■ Aim:
Reproduce the full listing that appears beneath this instruction exactly.

■ Records supplied:

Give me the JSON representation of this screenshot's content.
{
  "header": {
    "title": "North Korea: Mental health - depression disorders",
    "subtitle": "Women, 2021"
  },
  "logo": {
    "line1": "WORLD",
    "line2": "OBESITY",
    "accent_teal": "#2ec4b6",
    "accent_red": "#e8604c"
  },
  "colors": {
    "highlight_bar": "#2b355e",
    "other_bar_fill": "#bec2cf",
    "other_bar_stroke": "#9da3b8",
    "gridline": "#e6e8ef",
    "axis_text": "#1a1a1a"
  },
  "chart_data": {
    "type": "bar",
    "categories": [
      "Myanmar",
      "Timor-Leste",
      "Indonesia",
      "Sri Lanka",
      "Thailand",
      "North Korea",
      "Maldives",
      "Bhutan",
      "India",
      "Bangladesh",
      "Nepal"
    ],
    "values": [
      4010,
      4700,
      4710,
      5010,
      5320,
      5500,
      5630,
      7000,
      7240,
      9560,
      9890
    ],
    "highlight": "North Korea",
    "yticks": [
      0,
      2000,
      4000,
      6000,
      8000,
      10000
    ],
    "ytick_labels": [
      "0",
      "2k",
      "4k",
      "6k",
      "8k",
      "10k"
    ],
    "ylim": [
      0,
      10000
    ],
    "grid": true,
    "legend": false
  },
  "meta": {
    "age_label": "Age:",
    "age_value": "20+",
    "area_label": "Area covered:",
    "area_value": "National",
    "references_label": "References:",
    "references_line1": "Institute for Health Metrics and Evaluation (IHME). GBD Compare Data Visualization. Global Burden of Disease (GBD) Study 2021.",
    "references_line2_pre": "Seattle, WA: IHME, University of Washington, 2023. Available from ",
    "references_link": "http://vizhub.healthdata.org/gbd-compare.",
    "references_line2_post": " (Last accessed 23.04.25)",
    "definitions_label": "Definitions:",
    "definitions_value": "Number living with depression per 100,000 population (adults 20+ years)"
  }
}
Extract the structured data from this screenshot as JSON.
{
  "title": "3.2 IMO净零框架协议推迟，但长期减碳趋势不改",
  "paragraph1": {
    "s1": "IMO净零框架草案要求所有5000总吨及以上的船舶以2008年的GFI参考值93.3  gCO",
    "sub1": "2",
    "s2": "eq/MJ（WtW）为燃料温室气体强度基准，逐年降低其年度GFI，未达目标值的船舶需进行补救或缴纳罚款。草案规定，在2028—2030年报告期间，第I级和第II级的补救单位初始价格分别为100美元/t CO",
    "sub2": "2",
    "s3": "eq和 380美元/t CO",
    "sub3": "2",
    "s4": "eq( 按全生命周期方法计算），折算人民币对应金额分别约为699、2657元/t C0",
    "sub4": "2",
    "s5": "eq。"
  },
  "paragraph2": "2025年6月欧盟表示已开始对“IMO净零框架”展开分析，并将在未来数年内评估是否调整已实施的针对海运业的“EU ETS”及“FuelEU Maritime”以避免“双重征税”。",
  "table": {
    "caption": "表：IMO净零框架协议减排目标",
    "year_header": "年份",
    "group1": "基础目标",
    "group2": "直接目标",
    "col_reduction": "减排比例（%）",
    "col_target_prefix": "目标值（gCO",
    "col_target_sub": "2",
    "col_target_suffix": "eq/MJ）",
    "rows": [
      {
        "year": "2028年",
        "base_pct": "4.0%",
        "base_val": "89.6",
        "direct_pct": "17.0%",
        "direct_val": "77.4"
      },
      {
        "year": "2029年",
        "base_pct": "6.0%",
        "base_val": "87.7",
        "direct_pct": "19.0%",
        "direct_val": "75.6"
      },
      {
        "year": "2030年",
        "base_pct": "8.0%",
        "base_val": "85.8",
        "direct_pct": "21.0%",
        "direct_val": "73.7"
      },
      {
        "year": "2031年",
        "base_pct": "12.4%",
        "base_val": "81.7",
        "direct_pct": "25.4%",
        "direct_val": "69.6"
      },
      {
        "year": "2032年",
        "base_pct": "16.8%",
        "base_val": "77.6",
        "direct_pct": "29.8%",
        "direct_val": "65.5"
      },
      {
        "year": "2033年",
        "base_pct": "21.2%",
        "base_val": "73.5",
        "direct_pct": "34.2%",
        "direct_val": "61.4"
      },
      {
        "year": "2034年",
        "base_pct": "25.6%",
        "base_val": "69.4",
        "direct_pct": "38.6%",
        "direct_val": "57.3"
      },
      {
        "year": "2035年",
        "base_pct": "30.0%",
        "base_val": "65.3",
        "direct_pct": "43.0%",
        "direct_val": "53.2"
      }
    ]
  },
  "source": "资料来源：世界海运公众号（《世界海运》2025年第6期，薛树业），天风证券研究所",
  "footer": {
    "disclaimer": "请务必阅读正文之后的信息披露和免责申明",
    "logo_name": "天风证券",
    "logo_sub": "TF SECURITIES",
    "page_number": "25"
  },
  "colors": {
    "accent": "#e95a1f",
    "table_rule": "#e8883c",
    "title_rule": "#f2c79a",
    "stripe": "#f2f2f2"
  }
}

■ Answer in full:
Give me the JSON representation of this screenshot's content.
{
  "header": {
    "title": "North Korea: Mental health - depression disorders",
    "subtitle": "Women, 2021"
  },
  "logo": {
    "line1": "WORLD",
    "line2": "OBESITY",
    "accent_teal": "#2ec4b6",
    "accent_red": "#e8604c"
  },
  "colors": {
    "highlight_bar": "#2b355e",
    "other_bar_fill": "#bec2cf",
    "other_bar_stroke": "#9da3b8",
    "gridline": "#e6e8ef",
    "axis_text": "#1a1a1a"
  },
  "chart_data": {
    "type": "bar",
    "categories": [
      "Myanmar",
      "Timor-Leste",
      "Indonesia",
      "Sri Lanka",
      "Thailand",
      "North Korea",
      "Maldives",
      "Bhutan",
      "India",
      "Bangladesh",
      "Nepal"
    ],
    "values": [
      4010,
      4700,
      4710,
      5010,
      5320,
      5500,
      5630,
      7000,
      7240,
      9560,
      9890
    ],
    "highlight": "North Korea",
    "yticks": [
      0,
      2000,
      4000,
      6000,
      8000,
      10000
    ],
    "ytick_labels": [
      "0",
      "2k",
      "4k",
      "6k",
      "8k",
      "10k"
    ],
    "ylim": [
      0,
      10000
    ],
    "grid": true,
    "legend": false
  },
  "meta": {
    "age_label": "Age:",
    "age_value": "20+",
    "area_label": "Area covered:",
    "area_value": "National",
    "references_label": "References:",
    "references_line1": "Institute for Health Metrics and Evaluation (IHME). GBD Compare Data Visualization. Global Burden of Disease (GBD) Study 2021.",
    "references_line2_pre": "Seattle, WA: IHME, University of Washington, 2023. Available from ",
    "references_link": "http://vizhub.healthdata.org/gbd-compare.",
    "references_line2_post": " (Last accessed 23.04.25)",
    "definitions_label": "Definitions:",
    "definitions_value": "Number living with depression per 100,000 population (adults 20+ years)"
  }
}
Extract the structured data from this screenshot as JSON.
{
  "title": "3.2 IMO净零框架协议推迟，但长期减碳趋势不改",
  "paragraph1": {
    "s1": "IMO净零框架草案要求所有5000总吨及以上的船舶以2008年的GFI参考值93.3  gCO",
    "sub1": "2",
    "s2": "eq/MJ（WtW）为燃料温室气体强度基准，逐年降低其年度GFI，未达目标值的船舶需进行补救或缴纳罚款。草案规定，在2028—2030年报告期间，第I级和第II级的补救单位初始价格分别为100美元/t CO",
    "sub2": "2",
    "s3": "eq和 380美元/t CO",
    "sub3": "2",
    "s4": "eq( 按全生命周期方法计算），折算人民币对应金额分别约为699、2657元/t C0",
    "sub4": "2",
    "s5": "eq。"
  },
  "paragraph2": "2025年6月欧盟表示已开始对“IMO净零框架”展开分析，并将在未来数年内评估是否调整已实施的针对海运业的“EU ETS”及“FuelEU Maritime”以避免“双重征税”。",
  "table": {
    "caption": "表：IMO净零框架协议减排目标",
    "year_header": "年份",
    "group1": "基础目标",
    "group2": "直接目标",
    "col_reduction": "减排比例（%）",
    "col_target_prefix": "目标值（gCO",
    "col_target_sub": "2",
    "col_target_suffix": "eq/MJ）",
    "rows": [
      {
        "year": "2028年",
        "base_pct": "4.0%",
        "base_val": "89.6",
        "direct_pct": "17.0%",
        "direct_val": "77.4"
      },
      {
        "year": "2029年",
        "base_pct": "6.0%",
        "base_val": "87.7",
        "direct_pct": "19.0%",
        "direct_val": "75.6"
      },
      {
        "year": "2030年",
        "base_pct": "8.0%",
        "base_val": "85.8",
        "direct_pct": "21.0%",
        "direct_val": "73.7"
      },
      {
        "year": "2031年",
        "base_pct": "12.4%",
        "base_val": "81.7",
        "direct_pct": "25.4%",
        "direct_val": "69.6"
      },
      {
        "year": "2032年",
        "base_pct": "16.8%",
        "base_val": "77.6",
        "direct_pct": "29.8%",
        "direct_val": "65.5"
      },
      {
        "year": "2033年",
        "base_pct": "21.2%",
        "base_val": "73.5",
        "direct_pct": "34.2%",
        "direct_val": "61.4"
      },
      {
        "year": "2034年",
        "base_pct": "25.6%",
        "base_val": "69.4",
        "direct_pct": "38.6%",
        "direct_val": "57.3"
      },
      {
        "year": "2035年",
        "base_pct": "30.0%",
        "base_val": "65.3",
        "direct_pct": "43.0%",
        "direct_val": "53.2"
      }
    ]
  },
  "source": "资料来源：世界海运公众号（《世界海运》2025年第6期，薛树业），天风证券研究所",
  "footer": {
    "disclaimer": "请务必阅读正文之后的信息披露和免责申明",
    "logo_name": "天风证券",
    "logo_sub": "TF SECURITIES",
    "page_number": "25"
  },
  "colors": {
    "accent": "#e95a1f",
    "table_rule": "#e8883c",
    "title_rule": "#f2c79a",
    "stripe": "#f2f2f2"
  }
}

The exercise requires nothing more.